• Aim of the exercise: Can you output the material exactly as written, minus any pictures it holds?

• Information given:

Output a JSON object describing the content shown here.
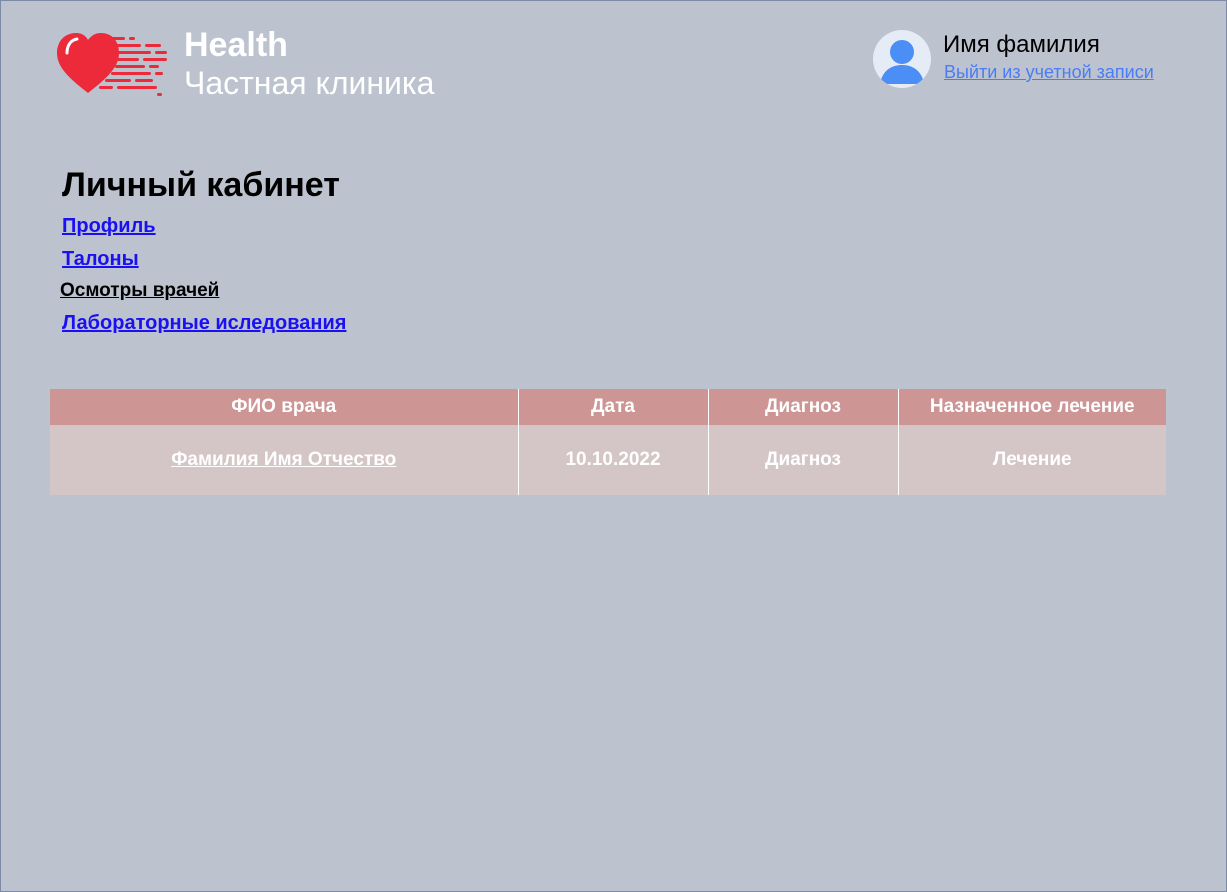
{
  "brand": {
    "title": "Health",
    "subtitle": "Частная клиника",
    "logo_color": "#ec2a3a"
  },
  "user": {
    "name": "Имя фамилия",
    "logout_label": "Выйти из учетной записи"
  },
  "cabinet": {
    "title": "Личный кабинет",
    "nav": {
      "profile": "Профиль",
      "tickets": "Талоны",
      "exams": "Осмотры врачей",
      "labs": "Лабораторные иследования"
    }
  },
  "table": {
    "headers": [
      "ФИО врача",
      "Дата",
      "Диагноз",
      "Назначенное лечение"
    ],
    "rows": [
      [
        "Фамилия Имя Отчество",
        "10.10.2022",
        "Диагноз",
        "Лечение"
      ]
    ]
  },
  "colors": {
    "background": "#bcc3ce",
    "header_row": "#cd9594",
    "body_row": "#d4c5c7",
    "link": "#1a10f2",
    "logout_link": "#4a7cf7"
  }
}
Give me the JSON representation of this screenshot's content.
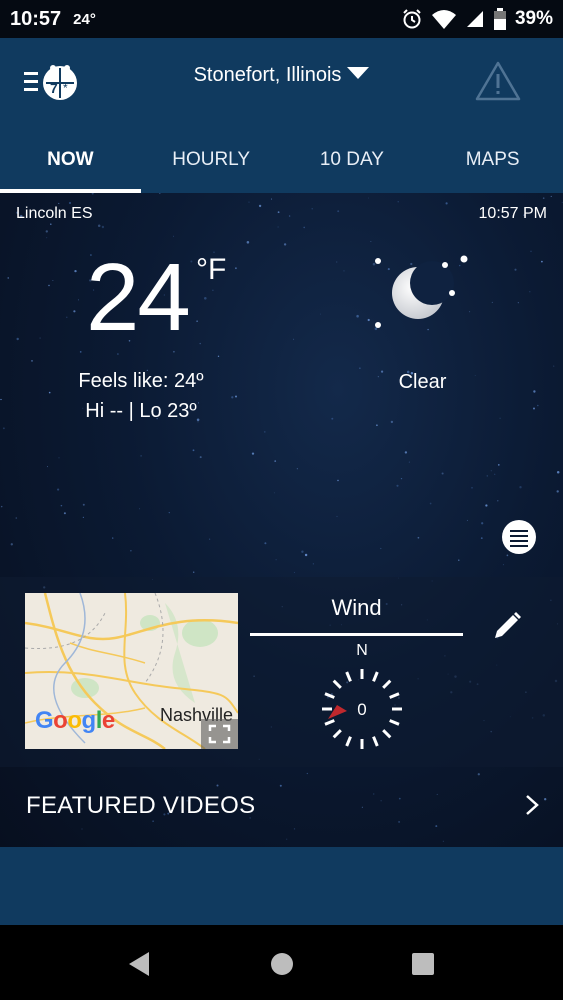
{
  "status_bar": {
    "time": "10:57",
    "temp": "24°",
    "battery": "39%",
    "icons": [
      "alarm-icon",
      "wifi-icon",
      "cell-signal-icon",
      "battery-icon"
    ]
  },
  "header": {
    "location": "Stonefort, Illinois",
    "icons": [
      "menu-logo-icon",
      "alert-icon"
    ]
  },
  "tabs": [
    {
      "label": "NOW",
      "active": true
    },
    {
      "label": "HOURLY",
      "active": false
    },
    {
      "label": "10 DAY",
      "active": false
    },
    {
      "label": "MAPS",
      "active": false
    }
  ],
  "current": {
    "station": "Lincoln ES",
    "time": "10:57 PM",
    "temperature": "24",
    "unit": "°F",
    "feels_like": "Feels like: 24º",
    "hi_lo": "Hi -- | Lo 23º",
    "condition": "Clear",
    "condition_icon": "moon-stars-icon"
  },
  "map": {
    "brand": "Google",
    "city": "Nashville"
  },
  "wind": {
    "title": "Wind",
    "direction_label": "N",
    "speed": "0"
  },
  "featured": {
    "label": "FEATURED VIDEOS"
  },
  "colors": {
    "appbar": "#103a5f",
    "background": "#0a1426",
    "wind_pointer": "#c0282d"
  }
}
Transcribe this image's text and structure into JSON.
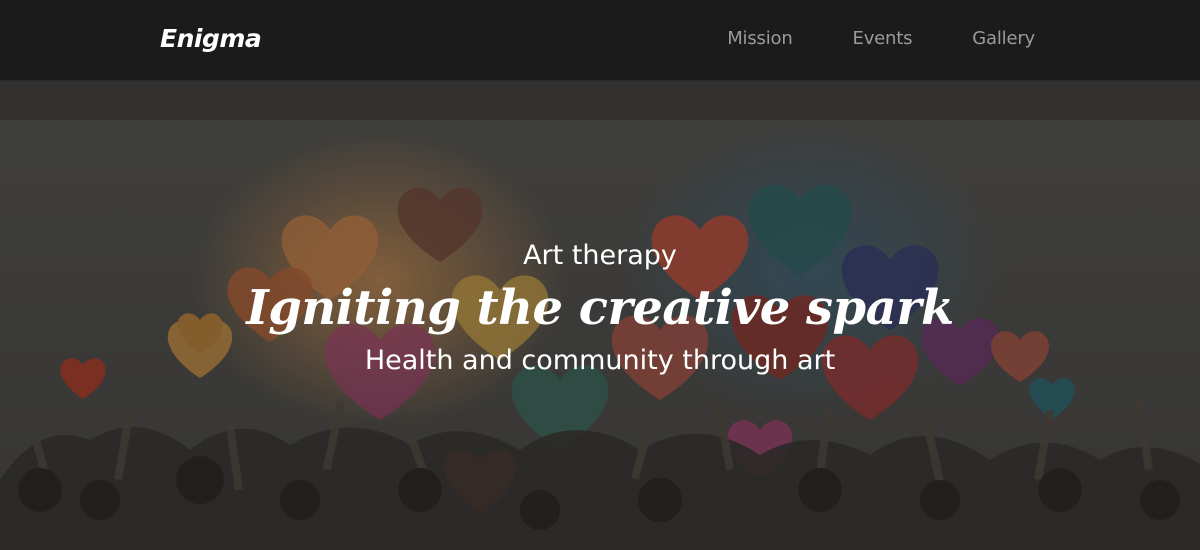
{
  "nav": {
    "brand": "Enigma",
    "links": [
      "Mission",
      "Events",
      "Gallery"
    ]
  },
  "hero": {
    "eyebrow": "Art therapy",
    "title": "Igniting the creative spark",
    "subtitle": "Health and community through art",
    "image": "watercolor illustration of a crowd raising hands with colorful hearts"
  },
  "colors": {
    "navbar": "#1b1b1b",
    "link": "#9a9a9a",
    "text": "#ffffff"
  }
}
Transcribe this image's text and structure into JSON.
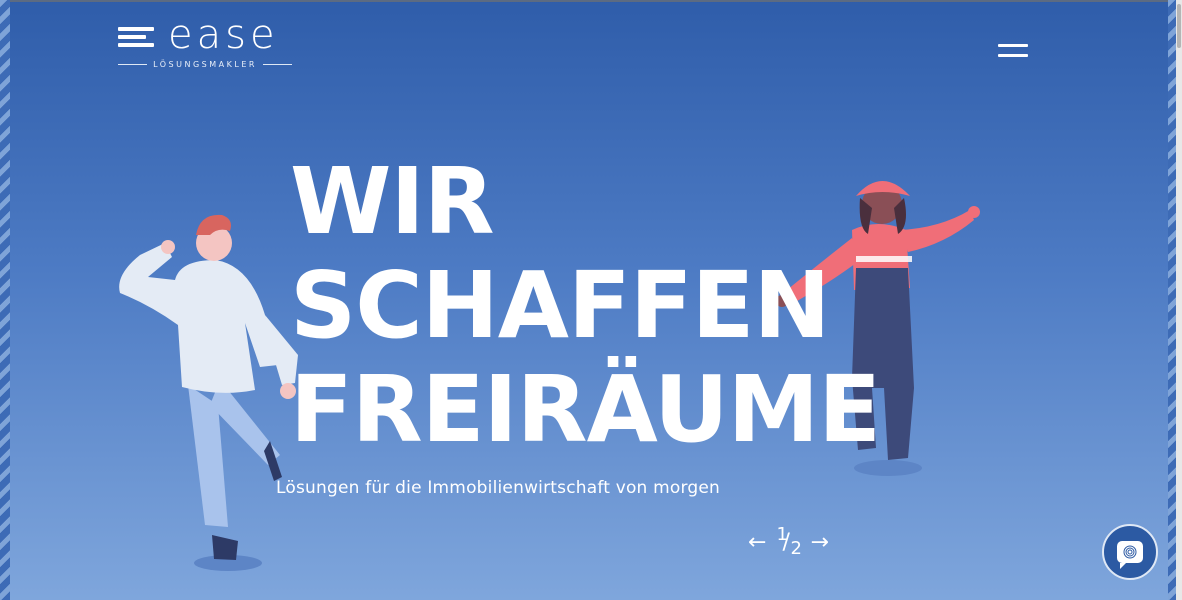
{
  "brand": {
    "name": "ease",
    "tagline": "LÖSUNGSMAKLER"
  },
  "hero": {
    "line1": "WIR",
    "line2": "SCHAFFEN",
    "line3": "FREIRÄUME",
    "subtitle": "Lösungen für die Immobilienwirtschaft von morgen"
  },
  "slider": {
    "prev_icon": "arrow-left-icon",
    "next_icon": "arrow-right-icon",
    "current": "1",
    "separator": "/",
    "total": "2"
  },
  "icons": {
    "menu": "hamburger-icon",
    "chat": "chat-icon",
    "fingerprint": "fingerprint-icon"
  },
  "colors": {
    "background_top": "#2f5daa",
    "background_bottom": "#7fa6dc",
    "text": "#ffffff",
    "accent": "#f06e78"
  }
}
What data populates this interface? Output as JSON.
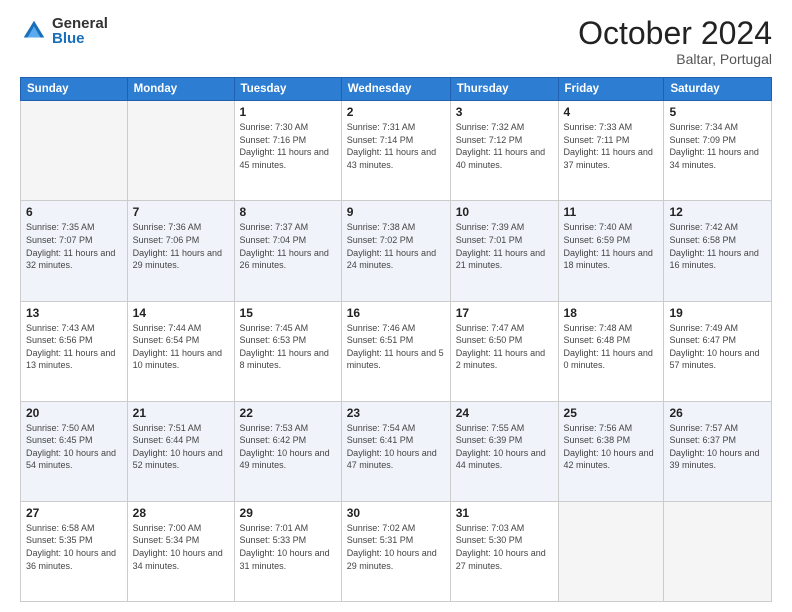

• Result for this task:
Output a JSON object describing the content shown here.
{
  "brand": {
    "title": "Health",
    "subtitle": "Частная клиника",
    "logo_color": "#ec2a3a"
  },
  "user": {
    "name": "Имя фамилия",
    "logout_label": "Выйти из учетной записи"
  },
  "cabinet": {
    "title": "Личный кабинет",
    "nav": {
      "profile": "Профиль",
      "tickets": "Талоны",
      "exams": "Осмотры врачей",
      "labs": "Лабораторные иследования"
    }
  },
  "table": {
    "headers": [
      "ФИО врача",
      "Дата",
      "Диагноз",
      "Назначенное лечение"
    ],
    "rows": [
      [
        "Фамилия Имя Отчество",
        "10.10.2022",
        "Диагноз",
        "Лечение"
      ]
    ]
  },
  "colors": {
    "background": "#bcc3ce",
    "header_row": "#cd9594",
    "body_row": "#d4c5c7",
    "link": "#1a10f2",
    "logout_link": "#4a7cf7"
  }
}
Give me the JSON representation of this screenshot's content.
{
  "status_bar": {
    "time": "10:57",
    "temp": "24°",
    "battery": "39%",
    "icons": [
      "alarm-icon",
      "wifi-icon",
      "cell-signal-icon",
      "battery-icon"
    ]
  },
  "header": {
    "location": "Stonefort, Illinois",
    "icons": [
      "menu-logo-icon",
      "alert-icon"
    ]
  },
  "tabs": [
    {
      "label": "NOW",
      "active": true
    },
    {
      "label": "HOURLY",
      "active": false
    },
    {
      "label": "10 DAY",
      "active": false
    },
    {
      "label": "MAPS",
      "active": false
    }
  ],
  "current": {
    "station": "Lincoln ES",
    "time": "10:57 PM",
    "temperature": "24",
    "unit": "°F",
    "feels_like": "Feels like: 24º",
    "hi_lo": "Hi -- | Lo 23º",
    "condition": "Clear",
    "condition_icon": "moon-stars-icon"
  },
  "map": {
    "brand": "Google",
    "city": "Nashville"
  },
  "wind": {
    "title": "Wind",
    "direction_label": "N",
    "speed": "0"
  },
  "featured": {
    "label": "FEATURED VIDEOS"
  },
  "colors": {
    "appbar": "#103a5f",
    "background": "#0a1426",
    "wind_pointer": "#c0282d"
  }
}
Transcribe this image's text and structure into JSON.
{
  "nav": {
    "brand": "Enigma",
    "links": [
      "Mission",
      "Events",
      "Gallery"
    ]
  },
  "hero": {
    "eyebrow": "Art therapy",
    "title": "Igniting the creative spark",
    "subtitle": "Health and community through art",
    "image": "watercolor illustration of a crowd raising hands with colorful hearts"
  },
  "colors": {
    "navbar": "#1b1b1b",
    "link": "#9a9a9a",
    "text": "#ffffff"
  }
}
Transcribe this image's text and structure into JSON.
{
  "brand": {
    "name": "ease",
    "tagline": "LÖSUNGSMAKLER"
  },
  "hero": {
    "line1": "WIR",
    "line2": "SCHAFFEN",
    "line3": "FREIRÄUME",
    "subtitle": "Lösungen für die Immobilienwirtschaft von morgen"
  },
  "slider": {
    "prev_icon": "arrow-left-icon",
    "next_icon": "arrow-right-icon",
    "current": "1",
    "separator": "/",
    "total": "2"
  },
  "icons": {
    "menu": "hamburger-icon",
    "chat": "chat-icon",
    "fingerprint": "fingerprint-icon"
  },
  "colors": {
    "background_top": "#2f5daa",
    "background_bottom": "#7fa6dc",
    "text": "#ffffff",
    "accent": "#f06e78"
  }
}
What data populates this interface? Output as JSON.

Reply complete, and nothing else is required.